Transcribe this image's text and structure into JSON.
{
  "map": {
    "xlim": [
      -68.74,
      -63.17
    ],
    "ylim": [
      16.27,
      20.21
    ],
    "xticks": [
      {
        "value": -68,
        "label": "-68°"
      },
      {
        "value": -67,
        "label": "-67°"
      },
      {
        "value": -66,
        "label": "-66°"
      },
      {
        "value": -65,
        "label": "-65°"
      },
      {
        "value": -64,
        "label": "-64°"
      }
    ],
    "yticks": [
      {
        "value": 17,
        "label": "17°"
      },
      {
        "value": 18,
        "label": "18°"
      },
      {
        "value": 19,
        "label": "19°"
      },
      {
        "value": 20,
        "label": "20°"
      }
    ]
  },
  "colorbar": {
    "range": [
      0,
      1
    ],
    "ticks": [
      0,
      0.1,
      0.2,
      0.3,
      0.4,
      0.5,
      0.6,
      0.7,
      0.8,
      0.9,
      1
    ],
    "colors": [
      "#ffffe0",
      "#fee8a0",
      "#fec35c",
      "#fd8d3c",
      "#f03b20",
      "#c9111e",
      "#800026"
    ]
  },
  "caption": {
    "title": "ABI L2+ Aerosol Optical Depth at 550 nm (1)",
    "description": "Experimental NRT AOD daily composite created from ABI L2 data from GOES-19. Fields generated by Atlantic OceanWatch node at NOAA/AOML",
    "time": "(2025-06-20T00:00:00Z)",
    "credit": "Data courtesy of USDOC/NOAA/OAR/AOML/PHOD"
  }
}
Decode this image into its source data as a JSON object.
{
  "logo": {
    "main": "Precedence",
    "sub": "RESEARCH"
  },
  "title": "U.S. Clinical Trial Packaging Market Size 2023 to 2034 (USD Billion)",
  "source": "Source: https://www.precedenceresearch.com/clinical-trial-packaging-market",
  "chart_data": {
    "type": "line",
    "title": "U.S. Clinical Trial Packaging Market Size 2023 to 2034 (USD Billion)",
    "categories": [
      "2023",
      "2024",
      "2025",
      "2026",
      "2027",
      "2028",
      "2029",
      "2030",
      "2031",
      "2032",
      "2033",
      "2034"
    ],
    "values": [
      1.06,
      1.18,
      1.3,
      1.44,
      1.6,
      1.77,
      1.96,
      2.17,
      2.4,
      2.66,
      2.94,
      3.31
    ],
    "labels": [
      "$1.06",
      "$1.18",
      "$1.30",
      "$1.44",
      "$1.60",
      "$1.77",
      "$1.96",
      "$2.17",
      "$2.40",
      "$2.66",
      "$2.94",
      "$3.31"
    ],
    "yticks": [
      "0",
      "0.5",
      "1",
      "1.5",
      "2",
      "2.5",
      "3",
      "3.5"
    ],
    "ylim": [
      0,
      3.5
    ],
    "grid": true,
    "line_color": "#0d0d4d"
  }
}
----
§ **Requirements**: Copy all lines from the material that include "this".

§ **Result of the exercise**:
Transcribe this image's text and structure into JSON.
Decode this image into its source data as a JSON object.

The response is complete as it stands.